◆ Exercise goal: Copy the records below exactly as they appear.

◆ Extracted entries:
-=-=-=-=-

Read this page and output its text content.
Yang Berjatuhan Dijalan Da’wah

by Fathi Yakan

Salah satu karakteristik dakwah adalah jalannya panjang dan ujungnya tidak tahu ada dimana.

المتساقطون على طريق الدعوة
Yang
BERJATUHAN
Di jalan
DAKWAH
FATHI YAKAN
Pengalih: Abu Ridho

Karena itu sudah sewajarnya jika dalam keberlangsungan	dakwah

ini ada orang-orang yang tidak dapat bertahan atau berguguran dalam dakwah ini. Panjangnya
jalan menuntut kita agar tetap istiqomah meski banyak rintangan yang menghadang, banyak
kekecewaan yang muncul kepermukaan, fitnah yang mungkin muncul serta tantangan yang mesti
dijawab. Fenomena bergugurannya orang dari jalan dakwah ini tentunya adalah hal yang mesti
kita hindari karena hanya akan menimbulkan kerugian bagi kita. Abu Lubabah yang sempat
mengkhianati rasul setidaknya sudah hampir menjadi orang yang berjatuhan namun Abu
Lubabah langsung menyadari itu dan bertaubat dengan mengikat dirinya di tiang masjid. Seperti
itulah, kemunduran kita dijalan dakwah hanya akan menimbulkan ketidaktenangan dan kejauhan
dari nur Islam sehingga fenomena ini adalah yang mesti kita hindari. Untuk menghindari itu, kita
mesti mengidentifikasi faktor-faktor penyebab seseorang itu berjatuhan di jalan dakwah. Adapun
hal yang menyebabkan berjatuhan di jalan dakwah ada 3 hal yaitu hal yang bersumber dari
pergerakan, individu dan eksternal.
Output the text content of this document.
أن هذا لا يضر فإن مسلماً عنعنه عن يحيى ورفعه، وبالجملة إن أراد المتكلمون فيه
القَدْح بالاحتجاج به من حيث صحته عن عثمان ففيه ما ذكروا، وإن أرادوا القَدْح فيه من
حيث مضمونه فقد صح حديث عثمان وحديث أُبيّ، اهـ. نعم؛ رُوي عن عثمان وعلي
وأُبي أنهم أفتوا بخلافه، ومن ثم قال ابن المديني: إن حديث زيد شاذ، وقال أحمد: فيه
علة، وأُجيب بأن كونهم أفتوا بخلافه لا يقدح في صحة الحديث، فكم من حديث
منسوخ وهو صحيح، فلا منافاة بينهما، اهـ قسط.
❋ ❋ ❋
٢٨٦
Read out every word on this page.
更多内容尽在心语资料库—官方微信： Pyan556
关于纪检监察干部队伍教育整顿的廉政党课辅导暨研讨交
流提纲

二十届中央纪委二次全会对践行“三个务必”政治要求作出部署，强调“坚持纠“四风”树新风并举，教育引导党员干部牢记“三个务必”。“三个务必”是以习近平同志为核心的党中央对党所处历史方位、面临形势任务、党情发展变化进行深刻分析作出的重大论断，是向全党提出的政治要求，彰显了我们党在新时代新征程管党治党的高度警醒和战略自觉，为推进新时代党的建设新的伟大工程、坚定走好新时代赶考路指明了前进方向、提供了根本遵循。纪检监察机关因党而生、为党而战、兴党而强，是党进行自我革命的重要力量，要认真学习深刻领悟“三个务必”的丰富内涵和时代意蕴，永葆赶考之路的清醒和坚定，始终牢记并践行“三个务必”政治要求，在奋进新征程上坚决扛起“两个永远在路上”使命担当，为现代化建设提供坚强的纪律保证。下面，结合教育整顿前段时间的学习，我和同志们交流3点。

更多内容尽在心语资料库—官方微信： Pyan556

-=-=-=-=-

◆ Result of this task:
Read this page and output its text content.
Yang Berjatuhan Dijalan Da’wah

by Fathi Yakan

Salah satu karakteristik dakwah adalah jalannya panjang dan ujungnya tidak tahu ada dimana.

المتساقطون على طريق الدعوة
Yang
BERJATUHAN
Di jalan
DAKWAH
FATHI YAKAN
Pengalih: Abu Ridho

Karena itu sudah sewajarnya jika dalam keberlangsungan	dakwah

ini ada orang-orang yang tidak dapat bertahan atau berguguran dalam dakwah ini. Panjangnya
jalan menuntut kita agar tetap istiqomah meski banyak rintangan yang menghadang, banyak
kekecewaan yang muncul kepermukaan, fitnah yang mungkin muncul serta tantangan yang mesti
dijawab. Fenomena bergugurannya orang dari jalan dakwah ini tentunya adalah hal yang mesti
kita hindari karena hanya akan menimbulkan kerugian bagi kita. Abu Lubabah yang sempat
mengkhianati rasul setidaknya sudah hampir menjadi orang yang berjatuhan namun Abu
Lubabah langsung menyadari itu dan bertaubat dengan mengikat dirinya di tiang masjid. Seperti
itulah, kemunduran kita dijalan dakwah hanya akan menimbulkan ketidaktenangan dan kejauhan
dari nur Islam sehingga fenomena ini adalah yang mesti kita hindari. Untuk menghindari itu, kita
mesti mengidentifikasi faktor-faktor penyebab seseorang itu berjatuhan di jalan dakwah. Adapun
hal yang menyebabkan berjatuhan di jalan dakwah ada 3 hal yaitu hal yang bersumber dari
pergerakan, individu dan eksternal.
Output the text content of this document.
أن هذا لا يضر فإن مسلماً عنعنه عن يحيى ورفعه، وبالجملة إن أراد المتكلمون فيه
القَدْح بالاحتجاج به من حيث صحته عن عثمان ففيه ما ذكروا، وإن أرادوا القَدْح فيه من
حيث مضمونه فقد صح حديث عثمان وحديث أُبيّ، اهـ. نعم؛ رُوي عن عثمان وعلي
وأُبي أنهم أفتوا بخلافه، ومن ثم قال ابن المديني: إن حديث زيد شاذ، وقال أحمد: فيه
علة، وأُجيب بأن كونهم أفتوا بخلافه لا يقدح في صحة الحديث، فكم من حديث
منسوخ وهو صحيح، فلا منافاة بينهما، اهـ قسط.
❋ ❋ ❋
٢٨٦
Read out every word on this page.
更多内容尽在心语资料库—官方微信： Pyan556
关于纪检监察干部队伍教育整顿的廉政党课辅导暨研讨交
流提纲

二十届中央纪委二次全会对践行“三个务必”政治要求作出部署，强调“坚持纠“四风”树新风并举，教育引导党员干部牢记“三个务必”。“三个务必”是以习近平同志为核心的党中央对党所处历史方位、面临形势任务、党情发展变化进行深刻分析作出的重大论断，是向全党提出的政治要求，彰显了我们党在新时代新征程管党治党的高度警醒和战略自觉，为推进新时代党的建设新的伟大工程、坚定走好新时代赶考路指明了前进方向、提供了根本遵循。纪检监察机关因党而生、为党而战、兴党而强，是党进行自我革命的重要力量，要认真学习深刻领悟“三个务必”的丰富内涵和时代意蕴，永葆赶考之路的清醒和坚定，始终牢记并践行“三个务必”政治要求，在奋进新征程上坚决扛起“两个永远在路上”使命担当，为现代化建设提供坚强的纪律保证。下面，结合教育整顿前段时间的学习，我和同志们交流3点。

更多内容尽在心语资料库—官方微信： Pyan556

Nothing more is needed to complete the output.